### What to do:
Images embedded in the records are excluded; print everything else exactly as given.

### Listing:
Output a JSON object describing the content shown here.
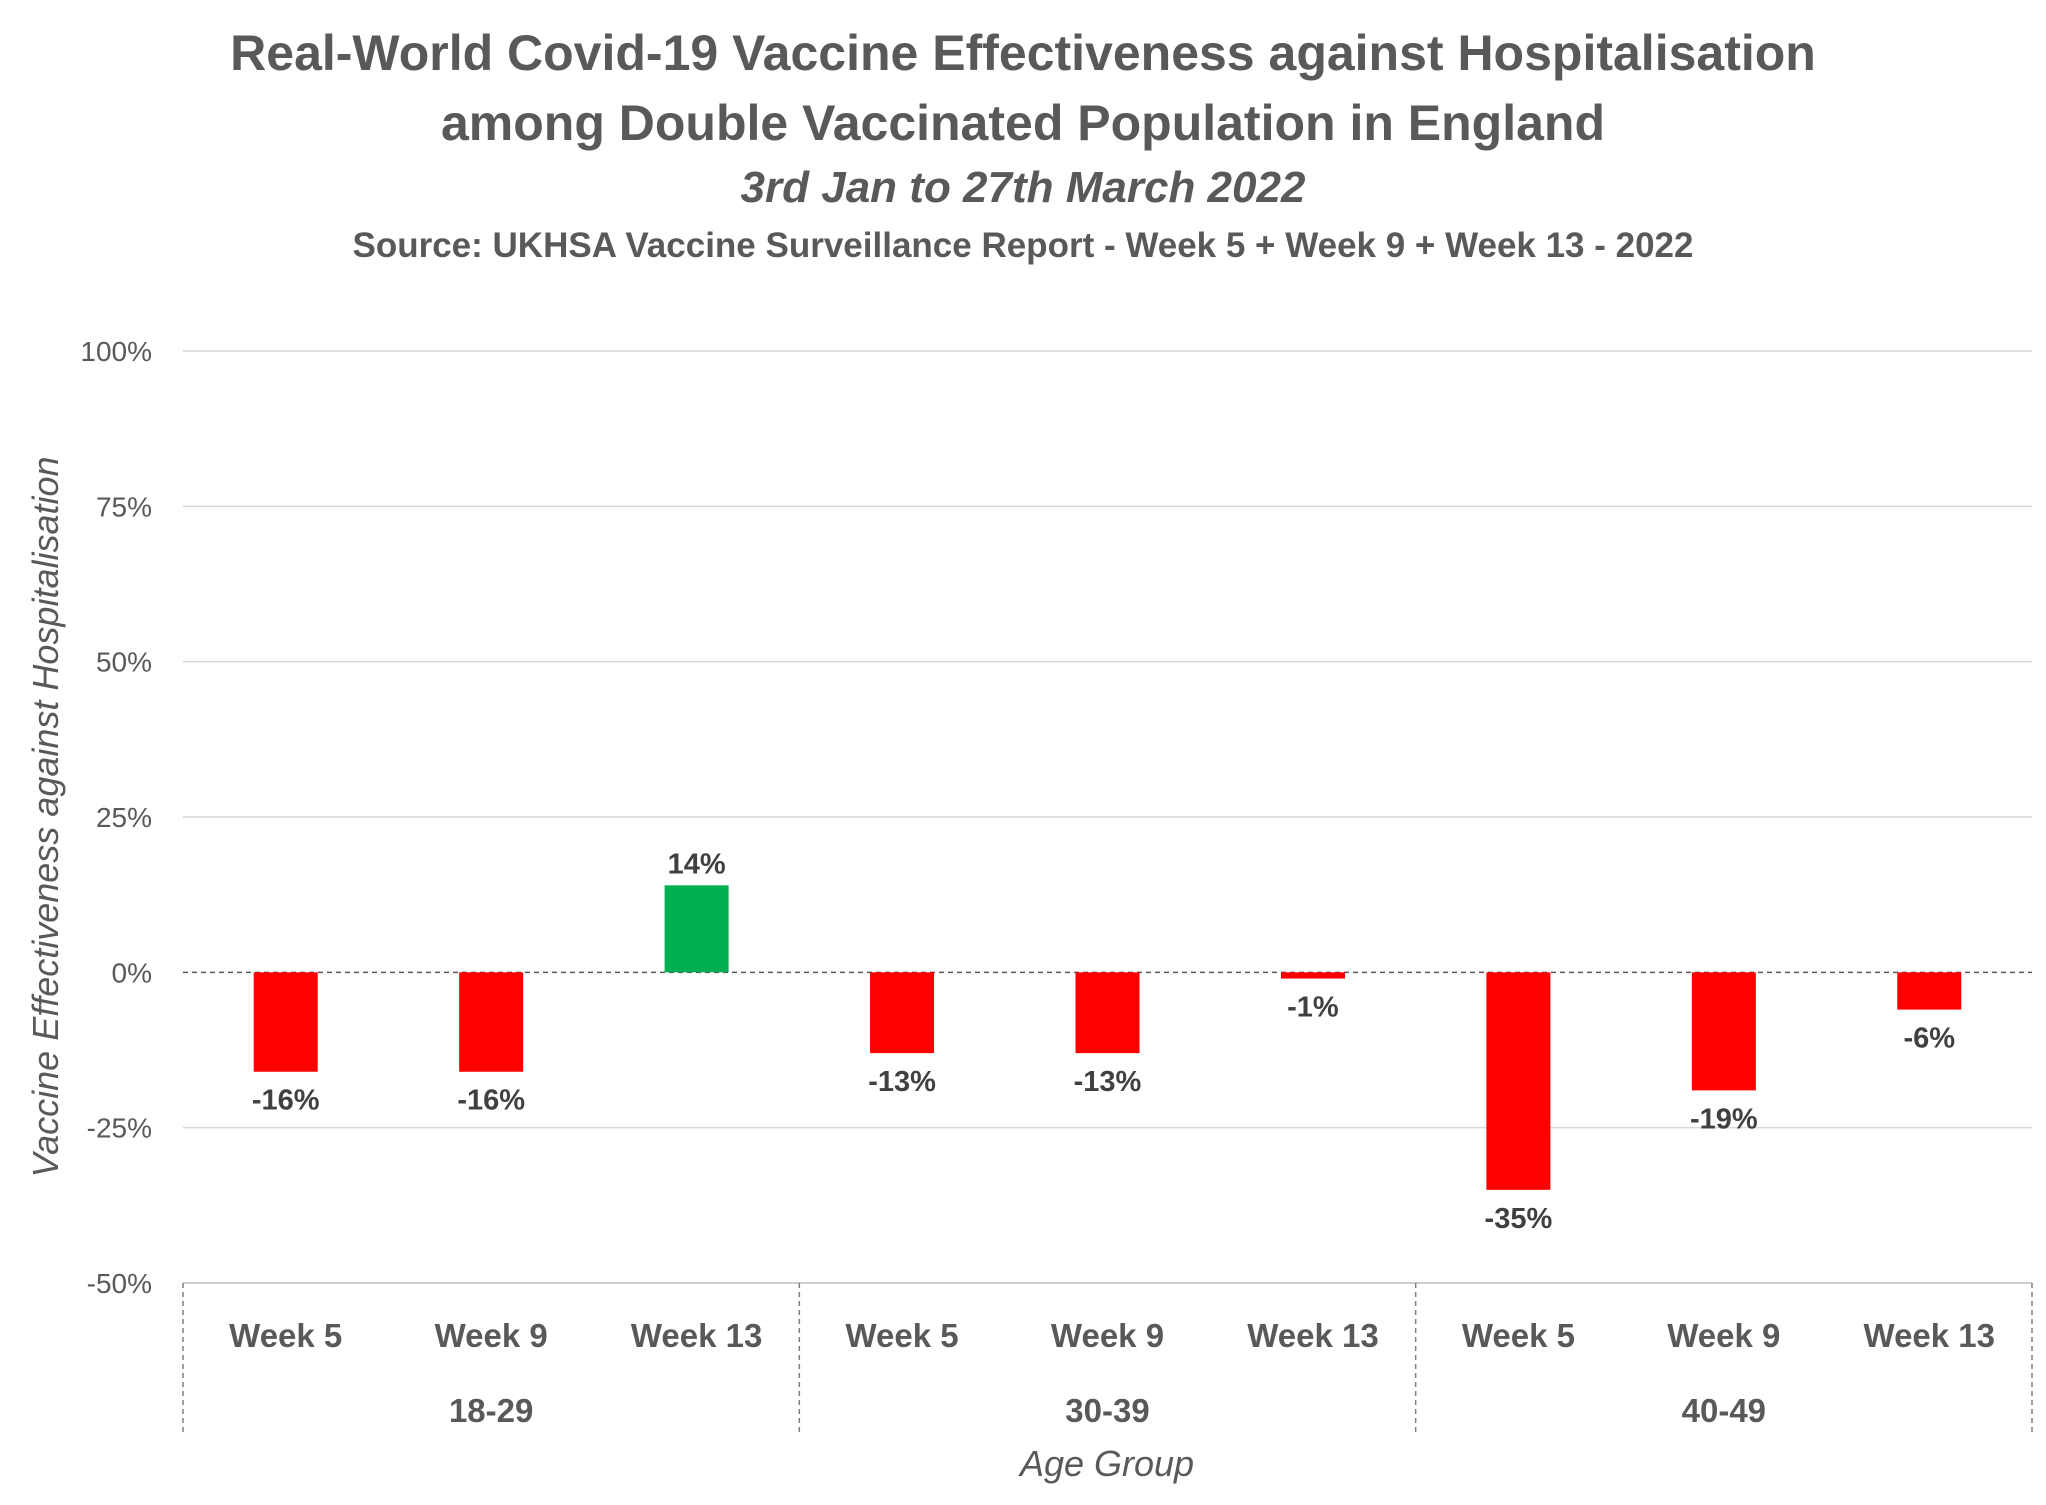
{
  "chart_data": {
    "type": "bar",
    "title": "Real-World Covid-19 Vaccine Effectiveness against Hospitalisation",
    "title_line2": "among Double Vaccinated Population in England",
    "subtitle": "3rd Jan to 27th March 2022",
    "source": "Source: UKHSA Vaccine Surveillance Report - Week 5 + Week 9 + Week 13 - 2022",
    "ylabel": "Vaccine Effectiveness against Hospitalisation",
    "xlabel": "Age Group",
    "ylim": [
      -50,
      100
    ],
    "yticks": [
      100,
      75,
      50,
      25,
      0,
      -25,
      -50
    ],
    "ytick_labels": [
      "100%",
      "75%",
      "50%",
      "25%",
      "0%",
      "-25%",
      "-50%"
    ],
    "grid": true,
    "groups": [
      {
        "name": "18-29",
        "categories": [
          "Week 5",
          "Week 9",
          "Week 13"
        ],
        "values": [
          -16,
          -16,
          14
        ],
        "labels": [
          "-16%",
          "-16%",
          "14%"
        ]
      },
      {
        "name": "30-39",
        "categories": [
          "Week 5",
          "Week 9",
          "Week 13"
        ],
        "values": [
          -13,
          -13,
          -1
        ],
        "labels": [
          "-13%",
          "-13%",
          "-1%"
        ]
      },
      {
        "name": "40-49",
        "categories": [
          "Week 5",
          "Week 9",
          "Week 13"
        ],
        "values": [
          -35,
          -19,
          -6
        ],
        "labels": [
          "-35%",
          "-19%",
          "-6%"
        ]
      }
    ],
    "colors": {
      "positive": "#00b050",
      "negative": "#ff0000"
    }
  }
}
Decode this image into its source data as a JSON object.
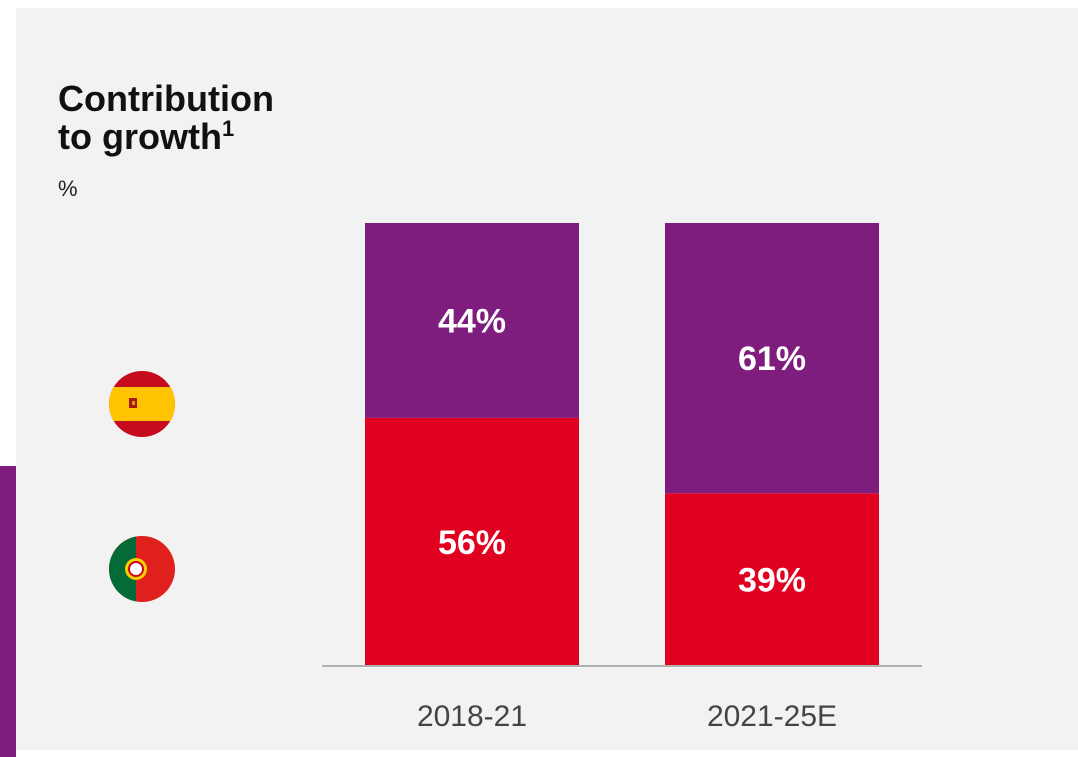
{
  "title_line1": "Contribution",
  "title_line2": "to growth",
  "title_superscript": "1",
  "unit": "%",
  "legend": [
    {
      "name": "spain-flag-icon",
      "color": "#7f1d7f"
    },
    {
      "name": "portugal-flag-icon",
      "color": "#e00020"
    }
  ],
  "chart_data": {
    "type": "bar",
    "stacked": true,
    "categories": [
      "2018-21",
      "2021-25E"
    ],
    "series": [
      {
        "values": [
          56,
          39
        ],
        "labels": [
          "56%",
          "39%"
        ],
        "color": "#e00020"
      },
      {
        "values": [
          44,
          61
        ],
        "labels": [
          "44%",
          "61%"
        ],
        "color": "#7f1d7f"
      }
    ],
    "ylim": [
      0,
      100
    ],
    "grid": false
  }
}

### Expected answer:
Output a JSON object describing the content shown here.
{
  "chart_data": {
    "type": "bar",
    "title": "Real-World Covid-19 Vaccine Effectiveness against Hospitalisation",
    "title_line2": "among Double Vaccinated Population in England",
    "subtitle": "3rd Jan to 27th March 2022",
    "source": "Source: UKHSA Vaccine Surveillance Report - Week 5 + Week 9 + Week 13 - 2022",
    "ylabel": "Vaccine Effectiveness against Hospitalisation",
    "xlabel": "Age Group",
    "ylim": [
      -50,
      100
    ],
    "yticks": [
      100,
      75,
      50,
      25,
      0,
      -25,
      -50
    ],
    "ytick_labels": [
      "100%",
      "75%",
      "50%",
      "25%",
      "0%",
      "-25%",
      "-50%"
    ],
    "grid": true,
    "groups": [
      {
        "name": "18-29",
        "categories": [
          "Week 5",
          "Week 9",
          "Week 13"
        ],
        "values": [
          -16,
          -16,
          14
        ],
        "labels": [
          "-16%",
          "-16%",
          "14%"
        ]
      },
      {
        "name": "30-39",
        "categories": [
          "Week 5",
          "Week 9",
          "Week 13"
        ],
        "values": [
          -13,
          -13,
          -1
        ],
        "labels": [
          "-13%",
          "-13%",
          "-1%"
        ]
      },
      {
        "name": "40-49",
        "categories": [
          "Week 5",
          "Week 9",
          "Week 13"
        ],
        "values": [
          -35,
          -19,
          -6
        ],
        "labels": [
          "-35%",
          "-19%",
          "-6%"
        ]
      }
    ],
    "colors": {
      "positive": "#00b050",
      "negative": "#ff0000"
    }
  }
}
Decode this image into its source data as a JSON object.
{
  "title_line1": "Contribution",
  "title_line2": "to growth",
  "title_superscript": "1",
  "unit": "%",
  "legend": [
    {
      "name": "spain-flag-icon",
      "color": "#7f1d7f"
    },
    {
      "name": "portugal-flag-icon",
      "color": "#e00020"
    }
  ],
  "chart_data": {
    "type": "bar",
    "stacked": true,
    "categories": [
      "2018-21",
      "2021-25E"
    ],
    "series": [
      {
        "values": [
          56,
          39
        ],
        "labels": [
          "56%",
          "39%"
        ],
        "color": "#e00020"
      },
      {
        "values": [
          44,
          61
        ],
        "labels": [
          "44%",
          "61%"
        ],
        "color": "#7f1d7f"
      }
    ],
    "ylim": [
      0,
      100
    ],
    "grid": false
  }
}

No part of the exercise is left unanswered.